The problem is that FavoriteFood and FavoriteMusic are never populated. Any ideas? Ideally this would all be done in the model binder, but I'm not sure it is possible without writing a completely custom implementation.
Thanks, Brian
I would have to check the ASP.NET MVC code (DefaultModelBinder) but I'm guessing that its reflecting on the type IProfile, and not the instance, StandardProfile.
So it looks for any IProfile members it can try to bind, but its an empty interface, so it considers itself done.
You could try something like updating the BindingContext and changing the ModelType to StandardProfile and then calling
bindingContext.ModelType = typeof(StandardProfile);
IProfile profile = base.BindModel(controllerContext, bindingContext);
Anyways, having an empty Interface is weird~
Edit: just want to add that code above is just pseudo code, you would need to check DefaultModelBinder to see exactly what you want to write.
Edit#2:
Can you do:
public class ProfileModelBinder : DefaultModelBinder
{
public override object BindModel(ControllerContext controllerContext, ModelBindingContext bindingContext) {
{
bindingContext.ModelType = typeof(StandardProfile);
return base.BindModel(controllerContext, bindingContext);
}
}
No need to make a model binder for AccountView, that one works fine.
Edit #3
Tested it out, the above binder works, just need to add:
ModelBinders.Binders[typeof(IProfile)] = new ProfileModelBinder();
Your action looks like:
public ActionResult AddAccount(AccountViewModel viewModel) {
// viewModel is fully populated, including profile, don't call UpdateModel
}
You can use IOC when setting the model binder (have the type constructor injected for instance).
Not inspecting the actual type behind the interface was discussed here: http://forums.asp.net/t/1348233.aspx
That said, I found a hackish way around the problem. Since I already had a custom model binder for this type, I was able to add some code to it to perform the binding for me. Here's what my model binder looks like now:
public class AccountViewModelModelBinder : DefaultModelBinder
{
private readonly IProfileViewModel profileViewModel;
private bool profileBound = false;
public AccountViewModelModelBinder(IProfileViewModel profileViewModel)
{
this.profileViewModel = profileViewModel;
}
protected override void OnModelUpdated(ControllerContext controllerContext, ModelBindingContext bindingContext)

******************************

TASK ITEM A:
Answer these questions about the model binding text, one per line:
(i) Which two properties are never populated?
(ii) Which line does Edit #3 say must be added for the binder to work?
(iii) At what address was not inspecting the actual type behind the interface discussed?
TASK ITEM B: According to the model binding text, why might the profile go unbound? Answer in one to three sentences.
TASK ITEM C: Reproduce the part of the model binding text starting with "The problem is" and going on through "considers itself done.".

INFORMATION SHOWN:
******************************

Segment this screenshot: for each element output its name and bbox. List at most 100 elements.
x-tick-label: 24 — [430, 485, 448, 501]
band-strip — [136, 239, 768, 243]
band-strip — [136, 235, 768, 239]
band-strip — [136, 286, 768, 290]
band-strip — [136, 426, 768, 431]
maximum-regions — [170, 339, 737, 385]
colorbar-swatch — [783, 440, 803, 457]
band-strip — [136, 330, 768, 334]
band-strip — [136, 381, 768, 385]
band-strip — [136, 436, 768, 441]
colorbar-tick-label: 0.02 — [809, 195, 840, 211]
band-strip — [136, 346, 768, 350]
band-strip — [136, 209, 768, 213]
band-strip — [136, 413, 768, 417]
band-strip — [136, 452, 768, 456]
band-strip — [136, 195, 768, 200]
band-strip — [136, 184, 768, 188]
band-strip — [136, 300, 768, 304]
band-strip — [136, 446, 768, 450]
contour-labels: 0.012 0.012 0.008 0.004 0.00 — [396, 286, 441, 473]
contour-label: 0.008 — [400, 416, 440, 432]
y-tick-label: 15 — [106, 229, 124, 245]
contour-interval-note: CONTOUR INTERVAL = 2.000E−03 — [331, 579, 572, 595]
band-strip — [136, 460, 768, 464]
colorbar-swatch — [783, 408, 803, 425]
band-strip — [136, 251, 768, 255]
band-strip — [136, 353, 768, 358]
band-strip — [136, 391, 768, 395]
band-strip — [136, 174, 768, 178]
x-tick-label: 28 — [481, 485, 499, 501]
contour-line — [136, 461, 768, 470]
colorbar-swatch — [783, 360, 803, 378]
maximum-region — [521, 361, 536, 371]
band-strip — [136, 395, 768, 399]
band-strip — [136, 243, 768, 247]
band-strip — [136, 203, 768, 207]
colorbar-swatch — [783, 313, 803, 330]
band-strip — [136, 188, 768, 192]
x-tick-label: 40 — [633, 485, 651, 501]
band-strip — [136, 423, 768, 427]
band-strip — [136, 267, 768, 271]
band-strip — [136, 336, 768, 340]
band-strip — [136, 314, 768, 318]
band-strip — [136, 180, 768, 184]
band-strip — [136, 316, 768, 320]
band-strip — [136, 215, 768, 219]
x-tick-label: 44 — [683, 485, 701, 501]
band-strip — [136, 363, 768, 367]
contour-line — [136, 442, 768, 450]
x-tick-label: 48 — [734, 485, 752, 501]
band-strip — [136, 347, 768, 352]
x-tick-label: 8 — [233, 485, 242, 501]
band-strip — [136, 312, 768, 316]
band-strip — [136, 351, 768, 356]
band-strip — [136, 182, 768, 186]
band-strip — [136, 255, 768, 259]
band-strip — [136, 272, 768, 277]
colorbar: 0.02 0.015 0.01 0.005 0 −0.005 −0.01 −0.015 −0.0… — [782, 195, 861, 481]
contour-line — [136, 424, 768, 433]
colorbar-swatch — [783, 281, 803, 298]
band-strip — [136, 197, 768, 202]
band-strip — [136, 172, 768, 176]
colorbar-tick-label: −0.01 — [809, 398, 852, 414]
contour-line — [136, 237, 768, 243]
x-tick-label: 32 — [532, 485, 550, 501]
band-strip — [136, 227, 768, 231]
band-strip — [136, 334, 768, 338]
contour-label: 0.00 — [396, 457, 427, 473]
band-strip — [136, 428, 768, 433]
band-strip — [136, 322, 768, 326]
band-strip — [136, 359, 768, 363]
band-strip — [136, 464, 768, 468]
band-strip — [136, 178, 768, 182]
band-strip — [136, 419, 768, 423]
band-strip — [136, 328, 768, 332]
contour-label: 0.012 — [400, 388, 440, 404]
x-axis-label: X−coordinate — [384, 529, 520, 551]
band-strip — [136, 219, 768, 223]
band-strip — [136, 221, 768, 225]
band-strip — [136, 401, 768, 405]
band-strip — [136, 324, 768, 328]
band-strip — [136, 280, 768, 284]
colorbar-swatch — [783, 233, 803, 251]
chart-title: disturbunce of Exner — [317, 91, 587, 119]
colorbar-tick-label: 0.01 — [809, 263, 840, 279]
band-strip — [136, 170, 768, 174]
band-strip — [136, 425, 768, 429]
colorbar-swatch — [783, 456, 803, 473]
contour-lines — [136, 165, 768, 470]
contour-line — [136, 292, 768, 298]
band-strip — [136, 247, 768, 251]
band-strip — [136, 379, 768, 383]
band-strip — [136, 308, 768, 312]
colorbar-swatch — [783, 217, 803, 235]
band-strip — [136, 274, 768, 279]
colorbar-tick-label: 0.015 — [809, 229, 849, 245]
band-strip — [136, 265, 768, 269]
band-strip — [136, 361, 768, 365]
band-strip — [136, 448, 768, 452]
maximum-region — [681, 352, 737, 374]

******************************

REPLY A:
(i) FavoriteFood and FavoriteMusic.
(ii) ModelBinders.Binders[typeof(IProfile)] = new ProfileModelBinder();
(iii) http://forums.asp.net/t/1348233.aspx

REPLY B: The writer guesses that DefaultModelBinder reflects on the type IProfile rather than on the instance, StandardProfile. It therefore looks for IProfile members to bind. Because IProfile is an empty interface, there are none, so the binder considers itself done.

REPLY C:
The problem is that FavoriteFood and FavoriteMusic are never populated. Any ideas? Ideally this would all be done in the model binder, but I'm not sure it is possible without writing a completely custom implementation.
Thanks, Brian
I would have to check the ASP.NET MVC code (DefaultModelBinder) but I'm guessing that its reflecting on the type IProfile, and not the instance, StandardProfile.
So it looks for any IProfile members it can try to bind, but its an empty interface, so it considers itself done.